Rows from a figure dataset
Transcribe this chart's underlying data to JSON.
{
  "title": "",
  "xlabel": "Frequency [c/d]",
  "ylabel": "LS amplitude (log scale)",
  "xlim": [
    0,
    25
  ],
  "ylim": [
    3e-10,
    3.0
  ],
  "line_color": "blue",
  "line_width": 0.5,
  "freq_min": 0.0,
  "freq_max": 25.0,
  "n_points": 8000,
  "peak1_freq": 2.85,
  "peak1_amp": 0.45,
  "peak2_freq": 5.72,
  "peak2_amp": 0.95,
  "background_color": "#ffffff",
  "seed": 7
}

### Instructions to follow
Extract the complete listing above, reproducing each line exactly.

### Final result
Transcribe this chart's underlying data to JSON.
{
  "title": "",
  "xlabel": "Frequency [c/d]",
  "ylabel": "LS amplitude (log scale)",
  "xlim": [
    0,
    25
  ],
  "ylim": [
    3e-10,
    3.0
  ],
  "line_color": "blue",
  "line_width": 0.5,
  "freq_min": 0.0,
  "freq_max": 25.0,
  "n_points": 8000,
  "peak1_freq": 2.85,
  "peak1_amp": 0.45,
  "peak2_freq": 5.72,
  "peak2_amp": 0.95,
  "background_color": "#ffffff",
  "seed": 7
}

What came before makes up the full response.